▸ **Your objective**:
From the listing below, return each line that includes "JSON".

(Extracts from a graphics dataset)
* * *

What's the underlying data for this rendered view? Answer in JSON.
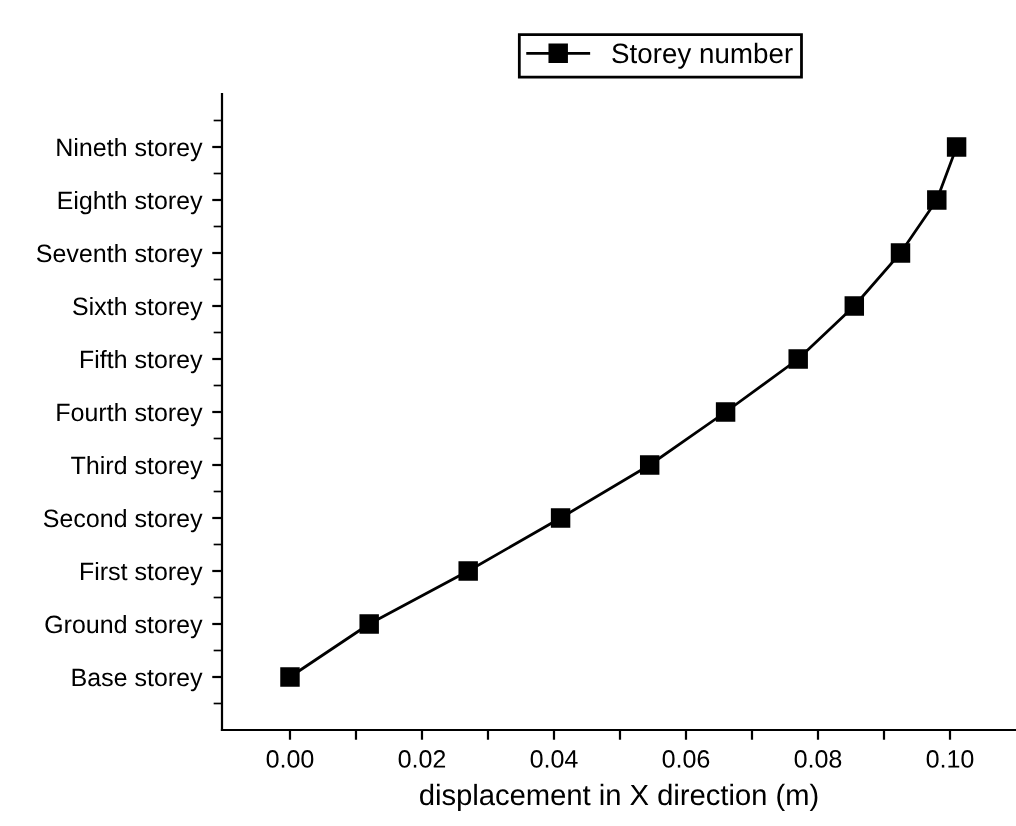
{
  "chart_data": {
    "type": "line",
    "orientation": "horizontal",
    "xlabel": "displacement in X direction (m)",
    "categories": [
      "Nineth storey",
      "Eighth storey",
      "Seventh storey",
      "Sixth storey",
      "Fifth storey",
      "Fourth storey",
      "Third storey",
      "Second storey",
      "First storey",
      "Ground storey",
      "Base storey"
    ],
    "series": [
      {
        "name": "Storey number",
        "color": "#000000",
        "values": [
          0.101,
          0.098,
          0.0925,
          0.0855,
          0.077,
          0.066,
          0.0545,
          0.041,
          0.027,
          0.012,
          0.0
        ]
      }
    ],
    "xlim": [
      -0.0103,
      0.11
    ],
    "xticks": [
      {
        "value": 0.0,
        "label": "0.00"
      },
      {
        "value": 0.01,
        "label": null
      },
      {
        "value": 0.02,
        "label": "0.02"
      },
      {
        "value": 0.03,
        "label": null
      },
      {
        "value": 0.04,
        "label": "0.04"
      },
      {
        "value": 0.05,
        "label": null
      },
      {
        "value": 0.06,
        "label": "0.06"
      },
      {
        "value": 0.07,
        "label": null
      },
      {
        "value": 0.08,
        "label": "0.08"
      },
      {
        "value": 0.09,
        "label": null
      },
      {
        "value": 0.1,
        "label": "0.10"
      }
    ],
    "marker": "square",
    "line_style": "solid",
    "legend": "top",
    "grid": false
  }
}
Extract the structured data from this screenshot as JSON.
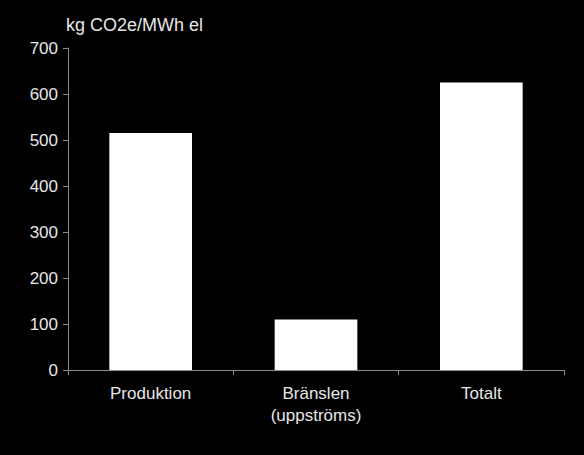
{
  "chart_data": {
    "type": "bar",
    "ylabel": "kg CO2e/MWh el",
    "categories": [
      "Produktion",
      "Bränslen\n(uppströms)",
      "Totalt"
    ],
    "values": [
      515,
      110,
      625
    ],
    "color": "#ffffff",
    "ylim": [
      0,
      700
    ],
    "yticks": [
      0,
      100,
      200,
      300,
      400,
      500,
      600,
      700
    ],
    "grid": false
  }
}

* * *

▸ **Result**:
What's the underlying data for this rendered view? Answer in JSON.
Extract the structured data from this screenshot as JSON.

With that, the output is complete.